- **WHAT YOU ARE ASKED TO DO**
Every record here should be printed again exactly.

- **DATA SUPPLIED**
----------------------------------------

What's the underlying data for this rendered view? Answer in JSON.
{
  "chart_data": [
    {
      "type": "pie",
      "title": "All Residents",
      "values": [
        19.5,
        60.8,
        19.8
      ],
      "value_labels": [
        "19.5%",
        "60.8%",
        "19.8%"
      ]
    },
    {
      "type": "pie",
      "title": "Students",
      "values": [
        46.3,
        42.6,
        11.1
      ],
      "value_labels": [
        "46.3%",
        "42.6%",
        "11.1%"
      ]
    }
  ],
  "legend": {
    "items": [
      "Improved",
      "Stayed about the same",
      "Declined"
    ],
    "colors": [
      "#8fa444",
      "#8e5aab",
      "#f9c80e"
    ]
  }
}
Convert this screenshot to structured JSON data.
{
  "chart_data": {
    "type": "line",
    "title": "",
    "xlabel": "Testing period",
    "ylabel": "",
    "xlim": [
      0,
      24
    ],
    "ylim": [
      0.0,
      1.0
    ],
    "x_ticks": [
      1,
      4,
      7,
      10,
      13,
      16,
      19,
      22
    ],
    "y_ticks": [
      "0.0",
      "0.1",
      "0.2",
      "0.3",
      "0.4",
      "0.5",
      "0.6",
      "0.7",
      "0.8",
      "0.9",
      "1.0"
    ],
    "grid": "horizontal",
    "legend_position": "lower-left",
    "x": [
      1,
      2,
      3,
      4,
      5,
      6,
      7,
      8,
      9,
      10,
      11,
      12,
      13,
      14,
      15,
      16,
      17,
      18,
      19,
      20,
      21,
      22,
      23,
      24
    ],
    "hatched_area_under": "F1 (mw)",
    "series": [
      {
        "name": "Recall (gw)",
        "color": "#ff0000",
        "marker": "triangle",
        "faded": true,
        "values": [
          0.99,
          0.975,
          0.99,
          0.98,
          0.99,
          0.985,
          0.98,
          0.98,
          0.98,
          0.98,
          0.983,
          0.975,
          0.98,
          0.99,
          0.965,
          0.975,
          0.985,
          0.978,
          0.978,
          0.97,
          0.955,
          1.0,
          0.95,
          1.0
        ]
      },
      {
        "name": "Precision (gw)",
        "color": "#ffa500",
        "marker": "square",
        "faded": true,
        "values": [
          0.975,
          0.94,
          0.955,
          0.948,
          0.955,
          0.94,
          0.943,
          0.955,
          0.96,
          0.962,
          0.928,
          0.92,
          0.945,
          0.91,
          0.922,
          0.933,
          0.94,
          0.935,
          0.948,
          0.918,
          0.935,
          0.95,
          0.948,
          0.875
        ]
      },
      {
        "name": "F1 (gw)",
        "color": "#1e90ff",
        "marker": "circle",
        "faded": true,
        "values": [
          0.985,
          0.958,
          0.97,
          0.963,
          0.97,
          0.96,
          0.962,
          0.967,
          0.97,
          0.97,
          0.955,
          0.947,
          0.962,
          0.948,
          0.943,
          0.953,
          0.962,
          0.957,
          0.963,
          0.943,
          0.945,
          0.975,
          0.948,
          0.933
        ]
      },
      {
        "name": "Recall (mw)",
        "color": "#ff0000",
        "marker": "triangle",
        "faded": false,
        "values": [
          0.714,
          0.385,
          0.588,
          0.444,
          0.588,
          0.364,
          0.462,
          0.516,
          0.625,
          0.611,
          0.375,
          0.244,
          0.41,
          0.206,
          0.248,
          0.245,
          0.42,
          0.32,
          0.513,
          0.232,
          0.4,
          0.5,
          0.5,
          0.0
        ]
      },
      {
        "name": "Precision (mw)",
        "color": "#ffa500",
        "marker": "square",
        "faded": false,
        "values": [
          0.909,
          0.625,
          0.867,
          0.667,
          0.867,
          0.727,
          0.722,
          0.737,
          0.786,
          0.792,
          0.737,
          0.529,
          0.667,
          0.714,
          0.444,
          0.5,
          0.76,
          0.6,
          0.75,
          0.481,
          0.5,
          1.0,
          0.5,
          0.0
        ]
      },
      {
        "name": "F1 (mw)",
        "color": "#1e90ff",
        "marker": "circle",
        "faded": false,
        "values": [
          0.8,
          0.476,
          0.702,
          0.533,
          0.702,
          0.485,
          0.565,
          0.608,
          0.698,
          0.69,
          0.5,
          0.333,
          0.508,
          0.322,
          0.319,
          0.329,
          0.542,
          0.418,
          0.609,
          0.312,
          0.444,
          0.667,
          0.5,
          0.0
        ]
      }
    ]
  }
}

----------------------------------------

- **ANSWER TO THIS EXERCISE**
What's the underlying data for this rendered view? Answer in JSON.
{
  "chart_data": [
    {
      "type": "pie",
      "title": "All Residents",
      "values": [
        19.5,
        60.8,
        19.8
      ],
      "value_labels": [
        "19.5%",
        "60.8%",
        "19.8%"
      ]
    },
    {
      "type": "pie",
      "title": "Students",
      "values": [
        46.3,
        42.6,
        11.1
      ],
      "value_labels": [
        "46.3%",
        "42.6%",
        "11.1%"
      ]
    }
  ],
  "legend": {
    "items": [
      "Improved",
      "Stayed about the same",
      "Declined"
    ],
    "colors": [
      "#8fa444",
      "#8e5aab",
      "#f9c80e"
    ]
  }
}
Convert this screenshot to structured JSON data.
{
  "chart_data": {
    "type": "line",
    "title": "",
    "xlabel": "Testing period",
    "ylabel": "",
    "xlim": [
      0,
      24
    ],
    "ylim": [
      0.0,
      1.0
    ],
    "x_ticks": [
      1,
      4,
      7,
      10,
      13,
      16,
      19,
      22
    ],
    "y_ticks": [
      "0.0",
      "0.1",
      "0.2",
      "0.3",
      "0.4",
      "0.5",
      "0.6",
      "0.7",
      "0.8",
      "0.9",
      "1.0"
    ],
    "grid": "horizontal",
    "legend_position": "lower-left",
    "x": [
      1,
      2,
      3,
      4,
      5,
      6,
      7,
      8,
      9,
      10,
      11,
      12,
      13,
      14,
      15,
      16,
      17,
      18,
      19,
      20,
      21,
      22,
      23,
      24
    ],
    "hatched_area_under": "F1 (mw)",
    "series": [
      {
        "name": "Recall (gw)",
        "color": "#ff0000",
        "marker": "triangle",
        "faded": true,
        "values": [
          0.99,
          0.975,
          0.99,
          0.98,
          0.99,
          0.985,
          0.98,
          0.98,
          0.98,
          0.98,
          0.983,
          0.975,
          0.98,
          0.99,
          0.965,
          0.975,
          0.985,
          0.978,
          0.978,
          0.97,
          0.955,
          1.0,
          0.95,
          1.0
        ]
      },
      {
        "name": "Precision (gw)",
        "color": "#ffa500",
        "marker": "square",
        "faded": true,
        "values": [
          0.975,
          0.94,
          0.955,
          0.948,
          0.955,
          0.94,
          0.943,
          0.955,
          0.96,
          0.962,
          0.928,
          0.92,
          0.945,
          0.91,
          0.922,
          0.933,
          0.94,
          0.935,
          0.948,
          0.918,
          0.935,
          0.95,
          0.948,
          0.875
        ]
      },
      {
        "name": "F1 (gw)",
        "color": "#1e90ff",
        "marker": "circle",
        "faded": true,
        "values": [
          0.985,
          0.958,
          0.97,
          0.963,
          0.97,
          0.96,
          0.962,
          0.967,
          0.97,
          0.97,
          0.955,
          0.947,
          0.962,
          0.948,
          0.943,
          0.953,
          0.962,
          0.957,
          0.963,
          0.943,
          0.945,
          0.975,
          0.948,
          0.933
        ]
      },
      {
        "name": "Recall (mw)",
        "color": "#ff0000",
        "marker": "triangle",
        "faded": false,
        "values": [
          0.714,
          0.385,
          0.588,
          0.444,
          0.588,
          0.364,
          0.462,
          0.516,
          0.625,
          0.611,
          0.375,
          0.244,
          0.41,
          0.206,
          0.248,
          0.245,
          0.42,
          0.32,
          0.513,
          0.232,
          0.4,
          0.5,
          0.5,
          0.0
        ]
      },
      {
        "name": "Precision (mw)",
        "color": "#ffa500",
        "marker": "square",
        "faded": false,
        "values": [
          0.909,
          0.625,
          0.867,
          0.667,
          0.867,
          0.727,
          0.722,
          0.737,
          0.786,
          0.792,
          0.737,
          0.529,
          0.667,
          0.714,
          0.444,
          0.5,
          0.76,
          0.6,
          0.75,
          0.481,
          0.5,
          1.0,
          0.5,
          0.0
        ]
      },
      {
        "name": "F1 (mw)",
        "color": "#1e90ff",
        "marker": "circle",
        "faded": false,
        "values": [
          0.8,
          0.476,
          0.702,
          0.533,
          0.702,
          0.485,
          0.565,
          0.608,
          0.698,
          0.69,
          0.5,
          0.333,
          0.508,
          0.322,
          0.319,
          0.329,
          0.542,
          0.418,
          0.609,
          0.312,
          0.444,
          0.667,
          0.5,
          0.0
        ]
      }
    ]
  }
}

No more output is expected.